- WRITTEN TASK A
According to the food waste passage, how much money does the average UK household waste on food every month?

- TEXT SHOWN
With the average UK household said to be wasting £60 in food every month tesco have introduced measures to cut down on their own food waste by launching a community food connection program which donates surplus food from their stores to local charities, alongside this they are introducing “perfectly imperfect” ranges to take more fruit and veg from their suppliers which wouldn’t fit the normal standards, but essentially is a replacement for the value ranges rebranded and perhaps repriced.
Of course this doesn’t reduce the fact that households waste so much food on average, instead that would come down to changing the way you shop and the way you use the food in your household, where various suggestions are made, through a leftovers tool where you can look up recipe’s to use the leftovers in your fridge rather than allowing them to go to waste, along with recipe’s at lovefoodhatewaste which has been launched to help waste less.

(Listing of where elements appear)

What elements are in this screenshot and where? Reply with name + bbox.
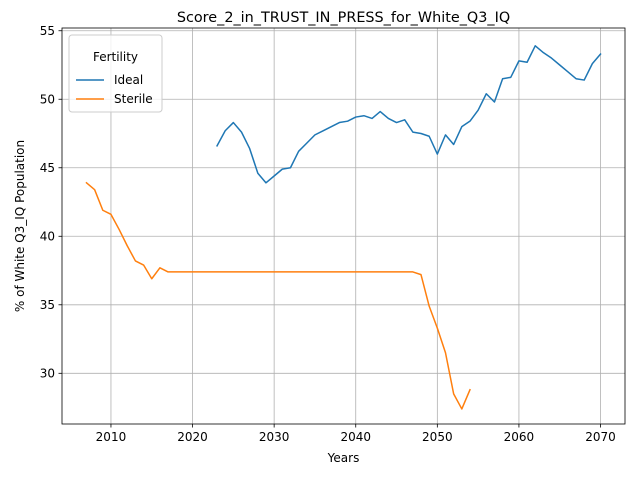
y-tick-label: 30 bbox=[40, 367, 55, 381]
x-tick-label: 2060 bbox=[504, 430, 535, 444]
series-line-sterile bbox=[85, 181, 471, 410]
x-tick-label: 2050 bbox=[422, 430, 453, 444]
x-tick-label: 2010 bbox=[96, 430, 127, 444]
x-axis-label: Years bbox=[327, 451, 360, 465]
legend-title: Fertility bbox=[93, 50, 138, 64]
legend: Fertility Ideal Sterile bbox=[68, 34, 163, 113]
legend-label-ideal: Ideal bbox=[114, 73, 143, 87]
y-tick-label: 50 bbox=[40, 92, 55, 106]
legend-box bbox=[68, 34, 163, 113]
y-axis-label: % of White Q3_IQ Population bbox=[13, 140, 27, 312]
y-tick-label: 55 bbox=[40, 24, 55, 38]
chart-title: Score_2_in_TRUST_IN_PRESS_for_White_Q3_I… bbox=[177, 10, 510, 26]
x-tick-label: 2030 bbox=[259, 430, 290, 444]
legend-label-sterile: Sterile bbox=[114, 92, 153, 106]
x-tick-label: 2040 bbox=[340, 430, 371, 444]
series-line-ideal bbox=[216, 45, 602, 184]
plot-frame bbox=[61, 27, 626, 425]
y-tick-label: 45 bbox=[40, 161, 55, 175]
x-axis: 2010 2020 2030 2040 2050 2060 2070 bbox=[96, 424, 616, 444]
y-tick-label: 40 bbox=[40, 229, 55, 243]
y-tick-label: 35 bbox=[40, 298, 55, 312]
y-axis: 30 35 40 45 50 55 bbox=[40, 24, 62, 381]
grid-lines bbox=[62, 28, 625, 424]
x-tick-label: 2020 bbox=[177, 430, 208, 444]
x-tick-label: 2070 bbox=[585, 430, 616, 444]
series-layer bbox=[85, 45, 602, 410]
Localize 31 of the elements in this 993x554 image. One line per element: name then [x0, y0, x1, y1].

- WRITTEN TASK B
Rewrite the listing as a JSON list of strings, with one string for each line and blank lines omitted. Leave the pictures out.

- EXERCISE OUTPUT A
£60

- EXERCISE OUTPUT B
[
  "What elements are in this screenshot and where? Reply with name + bbox.",
  "y-tick-label: 30 bbox=[40, 367, 55, 381]",
  "x-tick-label: 2060 bbox=[504, 430, 535, 444]",
  "series-line-sterile bbox=[85, 181, 471, 410]",
  "x-tick-label: 2050 bbox=[422, 430, 453, 444]",
  "x-tick-label: 2010 bbox=[96, 430, 127, 444]",
  "x-axis-label: Years bbox=[327, 451, 360, 465]",
  "legend-title: Fertility bbox=[93, 50, 138, 64]",
  "legend: Fertility Ideal Sterile bbox=[68, 34, 163, 113]",
  "legend-label-ideal: Ideal bbox=[114, 73, 143, 87]",
  "y-tick-label: 50 bbox=[40, 92, 55, 106]",
  "legend-box bbox=[68, 34, 163, 113]",
  "y-axis-label: % of White Q3_IQ Population bbox=[13, 140, 27, 312]",
  "y-tick-label: 55 bbox=[40, 24, 55, 38]",
  "chart-title: Score_2_in_TRUST_IN_PRESS_for_White_Q3_I… bbox=[177, 10, 510, 26]",
  "x-tick-label: 2030 bbox=[259, 430, 290, 444]",
  "legend-label-sterile: Sterile bbox=[114, 92, 153, 106]",
  "x-tick-label: 2040 bbox=[340, 430, 371, 444]",
  "series-line-ideal bbox=[216, 45, 602, 184]",
  "plot-frame bbox=[61, 27, 626, 425]",
  "y-tick-label: 45 bbox=[40, 161, 55, 175]",
  "x-axis: 2010 2020 2030 2040 2050 2060 2070 bbox=[96, 424, 616, 444]",
  "y-tick-label: 40 bbox=[40, 229, 55, 243]",
  "y-tick-label: 35 bbox=[40, 298, 55, 312]",
  "y-axis: 30 35 40 45 50 55 bbox=[40, 24, 62, 381]",
  "grid-lines bbox=[62, 28, 625, 424]",
  "x-tick-label: 2020 bbox=[177, 430, 208, 444]",
  "x-tick-label: 2070 bbox=[585, 430, 616, 444]",
  "series-layer bbox=[85, 45, 602, 410]",
  "Localize 31 of the elements in this 993x554 image. One line per element: name then [x0, y0, x1, y1]."
]